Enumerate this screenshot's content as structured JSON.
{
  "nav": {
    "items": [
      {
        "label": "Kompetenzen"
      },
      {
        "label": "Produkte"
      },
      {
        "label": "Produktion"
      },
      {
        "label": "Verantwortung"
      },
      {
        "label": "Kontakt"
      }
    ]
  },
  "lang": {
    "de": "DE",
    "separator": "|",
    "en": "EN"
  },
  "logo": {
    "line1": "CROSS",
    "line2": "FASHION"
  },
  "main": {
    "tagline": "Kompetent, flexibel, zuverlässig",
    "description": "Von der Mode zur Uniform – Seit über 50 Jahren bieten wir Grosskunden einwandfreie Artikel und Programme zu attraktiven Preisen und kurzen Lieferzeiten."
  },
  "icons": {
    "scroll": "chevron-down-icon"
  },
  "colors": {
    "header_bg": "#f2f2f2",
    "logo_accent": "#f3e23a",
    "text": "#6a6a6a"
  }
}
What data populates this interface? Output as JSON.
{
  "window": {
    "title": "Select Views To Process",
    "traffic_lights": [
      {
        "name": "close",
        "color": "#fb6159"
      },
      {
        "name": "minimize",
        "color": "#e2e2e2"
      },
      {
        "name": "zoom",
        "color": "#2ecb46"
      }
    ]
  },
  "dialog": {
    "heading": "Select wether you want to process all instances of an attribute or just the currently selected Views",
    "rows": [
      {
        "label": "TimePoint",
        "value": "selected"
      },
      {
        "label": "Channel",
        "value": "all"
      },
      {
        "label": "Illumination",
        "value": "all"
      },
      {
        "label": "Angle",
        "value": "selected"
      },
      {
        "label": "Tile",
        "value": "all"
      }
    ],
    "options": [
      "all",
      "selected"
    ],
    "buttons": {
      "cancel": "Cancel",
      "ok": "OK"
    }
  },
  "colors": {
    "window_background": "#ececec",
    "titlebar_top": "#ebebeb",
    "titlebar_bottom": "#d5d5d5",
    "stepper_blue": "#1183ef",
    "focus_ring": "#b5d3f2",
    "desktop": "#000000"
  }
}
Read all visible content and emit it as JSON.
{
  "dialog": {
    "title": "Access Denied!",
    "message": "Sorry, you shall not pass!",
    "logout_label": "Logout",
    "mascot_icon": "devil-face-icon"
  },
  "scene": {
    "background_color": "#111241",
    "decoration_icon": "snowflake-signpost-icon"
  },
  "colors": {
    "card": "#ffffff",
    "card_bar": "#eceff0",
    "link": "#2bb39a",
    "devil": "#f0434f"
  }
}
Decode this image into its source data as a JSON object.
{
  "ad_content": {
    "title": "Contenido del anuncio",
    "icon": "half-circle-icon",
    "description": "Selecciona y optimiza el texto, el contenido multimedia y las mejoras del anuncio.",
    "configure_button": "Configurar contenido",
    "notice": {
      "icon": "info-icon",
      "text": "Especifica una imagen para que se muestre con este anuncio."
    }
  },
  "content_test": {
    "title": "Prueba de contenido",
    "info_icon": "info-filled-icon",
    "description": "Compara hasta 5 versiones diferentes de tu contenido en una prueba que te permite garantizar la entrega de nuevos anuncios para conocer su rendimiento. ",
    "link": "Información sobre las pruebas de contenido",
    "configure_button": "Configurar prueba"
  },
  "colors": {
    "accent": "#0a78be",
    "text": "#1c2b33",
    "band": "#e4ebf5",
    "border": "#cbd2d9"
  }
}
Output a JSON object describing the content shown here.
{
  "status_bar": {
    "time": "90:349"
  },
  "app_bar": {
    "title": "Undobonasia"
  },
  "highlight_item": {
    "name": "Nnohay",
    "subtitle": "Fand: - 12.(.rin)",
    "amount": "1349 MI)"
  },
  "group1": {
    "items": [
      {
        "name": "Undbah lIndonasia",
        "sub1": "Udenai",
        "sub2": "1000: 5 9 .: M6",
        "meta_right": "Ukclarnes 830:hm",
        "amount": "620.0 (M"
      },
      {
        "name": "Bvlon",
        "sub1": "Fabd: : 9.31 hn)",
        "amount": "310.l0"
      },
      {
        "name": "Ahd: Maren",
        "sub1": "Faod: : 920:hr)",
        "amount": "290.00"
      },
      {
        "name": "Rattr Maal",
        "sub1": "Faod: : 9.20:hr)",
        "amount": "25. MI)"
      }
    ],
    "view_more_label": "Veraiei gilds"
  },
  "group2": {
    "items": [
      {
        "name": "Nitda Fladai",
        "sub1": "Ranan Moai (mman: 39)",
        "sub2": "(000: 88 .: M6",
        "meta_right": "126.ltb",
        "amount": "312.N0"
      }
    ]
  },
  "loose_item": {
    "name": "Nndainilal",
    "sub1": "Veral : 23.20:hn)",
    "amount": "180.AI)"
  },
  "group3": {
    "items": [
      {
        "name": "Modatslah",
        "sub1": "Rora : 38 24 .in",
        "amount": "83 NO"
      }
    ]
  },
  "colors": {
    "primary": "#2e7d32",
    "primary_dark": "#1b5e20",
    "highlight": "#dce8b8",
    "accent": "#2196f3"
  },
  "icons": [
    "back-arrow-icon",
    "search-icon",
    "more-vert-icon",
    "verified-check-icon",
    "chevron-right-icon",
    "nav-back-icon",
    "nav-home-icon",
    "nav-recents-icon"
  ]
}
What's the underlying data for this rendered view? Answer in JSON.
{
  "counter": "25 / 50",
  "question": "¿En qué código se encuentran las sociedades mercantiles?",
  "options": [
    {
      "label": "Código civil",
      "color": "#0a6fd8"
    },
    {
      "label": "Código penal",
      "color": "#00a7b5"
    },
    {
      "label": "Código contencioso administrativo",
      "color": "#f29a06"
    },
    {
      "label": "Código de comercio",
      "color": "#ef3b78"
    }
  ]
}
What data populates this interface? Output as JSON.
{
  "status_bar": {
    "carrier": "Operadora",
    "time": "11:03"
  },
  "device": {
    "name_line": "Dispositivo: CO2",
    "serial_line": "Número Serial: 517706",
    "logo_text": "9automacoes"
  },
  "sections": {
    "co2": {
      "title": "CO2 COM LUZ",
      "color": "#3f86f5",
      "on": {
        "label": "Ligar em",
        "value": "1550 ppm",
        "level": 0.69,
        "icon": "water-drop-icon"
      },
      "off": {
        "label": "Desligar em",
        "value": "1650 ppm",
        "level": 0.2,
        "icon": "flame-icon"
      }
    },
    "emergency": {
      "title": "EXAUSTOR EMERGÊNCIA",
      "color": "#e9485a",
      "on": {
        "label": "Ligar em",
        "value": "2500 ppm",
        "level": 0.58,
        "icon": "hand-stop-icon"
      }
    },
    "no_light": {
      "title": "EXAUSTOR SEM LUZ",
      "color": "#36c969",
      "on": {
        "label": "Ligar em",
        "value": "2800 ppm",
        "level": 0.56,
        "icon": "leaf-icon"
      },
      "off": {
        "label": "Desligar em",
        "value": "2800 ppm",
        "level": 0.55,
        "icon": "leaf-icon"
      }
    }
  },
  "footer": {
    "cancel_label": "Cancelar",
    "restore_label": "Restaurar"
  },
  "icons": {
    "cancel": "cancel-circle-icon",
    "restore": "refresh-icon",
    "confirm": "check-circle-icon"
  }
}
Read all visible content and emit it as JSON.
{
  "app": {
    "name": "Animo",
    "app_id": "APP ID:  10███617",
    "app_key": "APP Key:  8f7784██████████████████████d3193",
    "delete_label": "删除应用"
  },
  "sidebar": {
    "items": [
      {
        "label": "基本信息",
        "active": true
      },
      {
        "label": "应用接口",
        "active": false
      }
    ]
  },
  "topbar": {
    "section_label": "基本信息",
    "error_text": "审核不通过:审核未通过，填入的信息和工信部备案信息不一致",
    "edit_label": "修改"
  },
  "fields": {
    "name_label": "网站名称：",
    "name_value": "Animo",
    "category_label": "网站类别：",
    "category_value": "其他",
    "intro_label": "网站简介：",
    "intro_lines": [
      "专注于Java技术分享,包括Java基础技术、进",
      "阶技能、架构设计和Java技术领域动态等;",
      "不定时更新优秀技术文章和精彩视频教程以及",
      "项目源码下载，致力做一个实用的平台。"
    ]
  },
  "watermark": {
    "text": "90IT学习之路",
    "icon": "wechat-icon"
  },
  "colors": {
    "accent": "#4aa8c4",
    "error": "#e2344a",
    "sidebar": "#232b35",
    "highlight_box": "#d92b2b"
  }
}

· · · · ·

• **Problem to work on**: Look for lines containing the string "this" and copy them all.

• **Solution below**:
Enumerate this screenshot's content as structured JSON.
What data populates this interface? Output as JSON.
Decode this image into its source data as a JSON object.
What's the underlying data for this rendered view? Answer in JSON.
What data populates this interface? Output as JSON.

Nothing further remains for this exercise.